● **GIVEN PROBLEM**: Repeat each record below exactly as given.

== EXERCISE MATERIALS

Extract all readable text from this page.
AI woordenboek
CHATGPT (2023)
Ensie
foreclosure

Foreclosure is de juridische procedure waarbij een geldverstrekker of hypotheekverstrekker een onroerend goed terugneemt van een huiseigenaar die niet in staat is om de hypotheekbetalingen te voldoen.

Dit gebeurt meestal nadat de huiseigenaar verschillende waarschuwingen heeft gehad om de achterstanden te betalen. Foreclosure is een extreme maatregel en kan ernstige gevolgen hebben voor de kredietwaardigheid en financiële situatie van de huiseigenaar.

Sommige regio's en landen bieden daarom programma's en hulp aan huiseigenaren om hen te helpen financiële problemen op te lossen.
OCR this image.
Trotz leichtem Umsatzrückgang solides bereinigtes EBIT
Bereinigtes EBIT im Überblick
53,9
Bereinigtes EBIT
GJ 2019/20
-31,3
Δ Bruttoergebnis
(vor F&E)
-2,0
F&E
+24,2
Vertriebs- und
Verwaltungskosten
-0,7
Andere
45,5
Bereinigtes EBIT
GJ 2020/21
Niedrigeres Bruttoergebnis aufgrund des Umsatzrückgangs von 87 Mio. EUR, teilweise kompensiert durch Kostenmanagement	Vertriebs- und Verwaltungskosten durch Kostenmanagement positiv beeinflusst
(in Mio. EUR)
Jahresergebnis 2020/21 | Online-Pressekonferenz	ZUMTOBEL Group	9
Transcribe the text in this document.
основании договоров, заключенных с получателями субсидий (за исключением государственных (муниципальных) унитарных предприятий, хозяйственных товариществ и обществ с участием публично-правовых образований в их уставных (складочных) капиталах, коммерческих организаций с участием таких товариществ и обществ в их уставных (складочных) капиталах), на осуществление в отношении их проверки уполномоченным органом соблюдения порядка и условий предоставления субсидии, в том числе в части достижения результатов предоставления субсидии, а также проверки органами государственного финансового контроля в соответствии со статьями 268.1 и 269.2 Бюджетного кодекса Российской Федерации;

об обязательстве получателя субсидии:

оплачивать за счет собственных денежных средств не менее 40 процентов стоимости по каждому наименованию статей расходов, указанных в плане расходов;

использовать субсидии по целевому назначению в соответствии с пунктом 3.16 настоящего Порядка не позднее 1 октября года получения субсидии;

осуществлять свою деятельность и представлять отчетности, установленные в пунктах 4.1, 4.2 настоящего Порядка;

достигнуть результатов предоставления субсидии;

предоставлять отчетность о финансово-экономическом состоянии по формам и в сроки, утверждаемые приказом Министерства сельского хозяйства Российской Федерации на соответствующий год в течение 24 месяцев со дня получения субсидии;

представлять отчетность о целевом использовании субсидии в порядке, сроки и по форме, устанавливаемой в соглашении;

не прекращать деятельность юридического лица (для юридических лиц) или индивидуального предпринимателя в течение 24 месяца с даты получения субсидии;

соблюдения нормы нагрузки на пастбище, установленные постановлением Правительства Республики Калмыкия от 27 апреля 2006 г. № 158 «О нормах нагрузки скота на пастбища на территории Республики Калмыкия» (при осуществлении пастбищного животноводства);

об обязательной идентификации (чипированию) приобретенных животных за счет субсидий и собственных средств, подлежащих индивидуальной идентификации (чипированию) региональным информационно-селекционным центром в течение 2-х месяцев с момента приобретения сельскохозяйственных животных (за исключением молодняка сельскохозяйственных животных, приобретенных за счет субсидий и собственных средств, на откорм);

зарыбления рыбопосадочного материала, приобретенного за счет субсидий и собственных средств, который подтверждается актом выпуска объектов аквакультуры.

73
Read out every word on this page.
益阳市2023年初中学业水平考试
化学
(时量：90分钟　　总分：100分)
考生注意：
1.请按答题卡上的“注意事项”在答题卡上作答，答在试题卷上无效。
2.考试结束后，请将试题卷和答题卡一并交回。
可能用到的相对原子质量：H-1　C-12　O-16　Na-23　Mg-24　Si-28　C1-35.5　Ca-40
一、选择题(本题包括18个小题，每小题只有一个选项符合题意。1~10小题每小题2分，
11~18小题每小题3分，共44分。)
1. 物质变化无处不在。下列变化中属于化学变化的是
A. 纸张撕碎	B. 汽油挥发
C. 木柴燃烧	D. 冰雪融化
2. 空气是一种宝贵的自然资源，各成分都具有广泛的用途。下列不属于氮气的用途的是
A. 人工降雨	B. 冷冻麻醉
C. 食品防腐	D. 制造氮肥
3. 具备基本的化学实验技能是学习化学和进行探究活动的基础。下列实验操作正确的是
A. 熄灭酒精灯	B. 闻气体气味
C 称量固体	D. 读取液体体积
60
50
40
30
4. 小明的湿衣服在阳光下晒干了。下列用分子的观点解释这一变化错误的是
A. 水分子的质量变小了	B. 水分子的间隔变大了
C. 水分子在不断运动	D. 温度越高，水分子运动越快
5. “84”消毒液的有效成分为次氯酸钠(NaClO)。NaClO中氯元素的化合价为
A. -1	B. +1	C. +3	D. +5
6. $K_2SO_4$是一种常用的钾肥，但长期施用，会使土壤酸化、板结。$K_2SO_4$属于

====

● **FINAL RESULT**:
Extract all readable text from this page.
AI woordenboek
CHATGPT (2023)
Ensie
foreclosure

Foreclosure is de juridische procedure waarbij een geldverstrekker of hypotheekverstrekker een onroerend goed terugneemt van een huiseigenaar die niet in staat is om de hypotheekbetalingen te voldoen.

Dit gebeurt meestal nadat de huiseigenaar verschillende waarschuwingen heeft gehad om de achterstanden te betalen. Foreclosure is een extreme maatregel en kan ernstige gevolgen hebben voor de kredietwaardigheid en financiële situatie van de huiseigenaar.

Sommige regio's en landen bieden daarom programma's en hulp aan huiseigenaren om hen te helpen financiële problemen op te lossen.
OCR this image.
Trotz leichtem Umsatzrückgang solides bereinigtes EBIT
Bereinigtes EBIT im Überblick
53,9
Bereinigtes EBIT
GJ 2019/20
-31,3
Δ Bruttoergebnis
(vor F&E)
-2,0
F&E
+24,2
Vertriebs- und
Verwaltungskosten
-0,7
Andere
45,5
Bereinigtes EBIT
GJ 2020/21
Niedrigeres Bruttoergebnis aufgrund des Umsatzrückgangs von 87 Mio. EUR, teilweise kompensiert durch Kostenmanagement	Vertriebs- und Verwaltungskosten durch Kostenmanagement positiv beeinflusst
(in Mio. EUR)
Jahresergebnis 2020/21 | Online-Pressekonferenz	ZUMTOBEL Group	9
Transcribe the text in this document.
основании договоров, заключенных с получателями субсидий (за исключением государственных (муниципальных) унитарных предприятий, хозяйственных товариществ и обществ с участием публично-правовых образований в их уставных (складочных) капиталах, коммерческих организаций с участием таких товариществ и обществ в их уставных (складочных) капиталах), на осуществление в отношении их проверки уполномоченным органом соблюдения порядка и условий предоставления субсидии, в том числе в части достижения результатов предоставления субсидии, а также проверки органами государственного финансового контроля в соответствии со статьями 268.1 и 269.2 Бюджетного кодекса Российской Федерации;

об обязательстве получателя субсидии:

оплачивать за счет собственных денежных средств не менее 40 процентов стоимости по каждому наименованию статей расходов, указанных в плане расходов;

использовать субсидии по целевому назначению в соответствии с пунктом 3.16 настоящего Порядка не позднее 1 октября года получения субсидии;

осуществлять свою деятельность и представлять отчетности, установленные в пунктах 4.1, 4.2 настоящего Порядка;

достигнуть результатов предоставления субсидии;

предоставлять отчетность о финансово-экономическом состоянии по формам и в сроки, утверждаемые приказом Министерства сельского хозяйства Российской Федерации на соответствующий год в течение 24 месяцев со дня получения субсидии;

представлять отчетность о целевом использовании субсидии в порядке, сроки и по форме, устанавливаемой в соглашении;

не прекращать деятельность юридического лица (для юридических лиц) или индивидуального предпринимателя в течение 24 месяца с даты получения субсидии;

соблюдения нормы нагрузки на пастбище, установленные постановлением Правительства Республики Калмыкия от 27 апреля 2006 г. № 158 «О нормах нагрузки скота на пастбища на территории Республики Калмыкия» (при осуществлении пастбищного животноводства);

об обязательной идентификации (чипированию) приобретенных животных за счет субсидий и собственных средств, подлежащих индивидуальной идентификации (чипированию) региональным информационно-селекционным центром в течение 2-х месяцев с момента приобретения сельскохозяйственных животных (за исключением молодняка сельскохозяйственных животных, приобретенных за счет субсидий и собственных средств, на откорм);

зарыбления рыбопосадочного материала, приобретенного за счет субсидий и собственных средств, который подтверждается актом выпуска объектов аквакультуры.

73
Read out every word on this page.
益阳市2023年初中学业水平考试
化学
(时量：90分钟　　总分：100分)
考生注意：
1.请按答题卡上的“注意事项”在答题卡上作答，答在试题卷上无效。
2.考试结束后，请将试题卷和答题卡一并交回。
可能用到的相对原子质量：H-1　C-12　O-16　Na-23　Mg-24　Si-28　C1-35.5　Ca-40
一、选择题(本题包括18个小题，每小题只有一个选项符合题意。1~10小题每小题2分，
11~18小题每小题3分，共44分。)
1. 物质变化无处不在。下列变化中属于化学变化的是
A. 纸张撕碎	B. 汽油挥发
C. 木柴燃烧	D. 冰雪融化
2. 空气是一种宝贵的自然资源，各成分都具有广泛的用途。下列不属于氮气的用途的是
A. 人工降雨	B. 冷冻麻醉
C. 食品防腐	D. 制造氮肥
3. 具备基本的化学实验技能是学习化学和进行探究活动的基础。下列实验操作正确的是
A. 熄灭酒精灯	B. 闻气体气味
C 称量固体	D. 读取液体体积
60
50
40
30
4. 小明的湿衣服在阳光下晒干了。下列用分子的观点解释这一变化错误的是
A. 水分子的质量变小了	B. 水分子的间隔变大了
C. 水分子在不断运动	D. 温度越高，水分子运动越快
5. “84”消毒液的有效成分为次氯酸钠(NaClO)。NaClO中氯元素的化合价为
A. -1	B. +1	C. +3	D. +5
6. $K_2SO_4$是一种常用的钾肥，但长期施用，会使土壤酸化、板结。$K_2SO_4$属于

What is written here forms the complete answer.